▶ [Consignes]:
(a) D'après le fil de discussion sur le western américain, quelle pièce de l'accoutrement Davy Crockett était réservée à la maison ?
(b) Rédigez la suite du fil de discussion sur le western américain à partir de son dernier message.

▶ [Texte du document]:
---+---
Re: Le Western américain : Parcours chronologique Part 3 (55

Publié : 15 nov. 12, 11:28
par Jeremy Fox
Chip a écrit :" L'homme du Kentucky " meilleur que "Davy Crockett " ? assurément, mais ce dernier et sa suite furent fabriqués à partir d'une série télé . J'étais ado lors de la sortie du film, l'engouement fut énorme. Dans les cours d'écoles, on ne parlait que de ça, il y avait pléthore de produits dérivés et nous étions nombreux à porter, soit une chemisette Davy Crockett, ou un pantalon à franges, et je ne parle pas du fameux bonnet, que l'on réservait pour la maison. Je n'ai pas souvenir d'un tel phénomène pour un autre film de l'époque . Les américains ont d'ailleurs consacré un ouvrage sur ce sujet :
" The Davy Crockett craze " de Paul F. Anderson
edition : R. and G. productions- 1996-
165 pages (broché)
Oui, j'en parlais d'ailleurs juste deux pages avant :wink:

Je disais même que vu aujourd'hui, on se demande comment un tel film a pu susciter un tel engouement

Re: Le Western américain : Parcours chronologique Part 3 (55

Publié : 16 nov. 12, 13:59
par someone1600
très intéressantes chroniques encore une fois.
---+---
▶ [Extraits de données]:
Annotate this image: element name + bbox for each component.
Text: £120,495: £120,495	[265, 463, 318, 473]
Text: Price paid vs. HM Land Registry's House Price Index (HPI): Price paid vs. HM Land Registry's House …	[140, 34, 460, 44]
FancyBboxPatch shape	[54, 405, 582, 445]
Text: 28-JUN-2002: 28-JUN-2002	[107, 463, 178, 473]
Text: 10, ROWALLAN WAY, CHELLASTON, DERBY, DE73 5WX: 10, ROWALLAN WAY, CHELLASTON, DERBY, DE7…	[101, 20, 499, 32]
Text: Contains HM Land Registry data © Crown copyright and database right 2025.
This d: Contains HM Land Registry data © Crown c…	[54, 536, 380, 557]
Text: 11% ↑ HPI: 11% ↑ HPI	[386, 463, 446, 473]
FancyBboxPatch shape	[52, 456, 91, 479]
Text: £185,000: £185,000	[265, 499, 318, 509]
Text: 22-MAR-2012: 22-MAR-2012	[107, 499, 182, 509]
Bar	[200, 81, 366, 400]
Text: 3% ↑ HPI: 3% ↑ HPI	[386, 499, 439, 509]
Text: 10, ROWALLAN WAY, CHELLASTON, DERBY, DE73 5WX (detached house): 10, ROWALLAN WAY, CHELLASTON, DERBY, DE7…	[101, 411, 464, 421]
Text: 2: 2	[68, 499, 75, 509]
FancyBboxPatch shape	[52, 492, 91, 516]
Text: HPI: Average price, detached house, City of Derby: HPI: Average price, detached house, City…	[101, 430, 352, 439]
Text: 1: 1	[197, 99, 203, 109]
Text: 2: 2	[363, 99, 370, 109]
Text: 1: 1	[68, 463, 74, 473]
---+---
▶ [Réponses par consigne]:
(a) Le fameux bonnet.

(b)
Re: Tall Man Riding

Publié : 18 nov. 12, 19:24
par hellrick
Jeremy Fox a écrit : La Furieuse Chevauchée (nommée ainsi en français pour sa séquence finale) est un film de série B assez conventionnel même si le scénario est plus complexe qu’on pouvait s’y attendre au départ. Un peu inutilement complexe même, l’efficace scénariste Joseph Hoffman (Duel at Siver Creek de Don Siegel) n’ayant pas bénéficié d’assez de temps pour pouvoir développer tous les fils qu’il avait mis en place, pour pouvoir exploiter à fond toutes les situations exposées ; il s’en trouve que l’intrigue s’avère parfois un peu confuse, faussement alambiquée et par là même manquant de fluidité. Ce n’en est pas moins un honnête western que les aficionados prendront plaisir à regarder.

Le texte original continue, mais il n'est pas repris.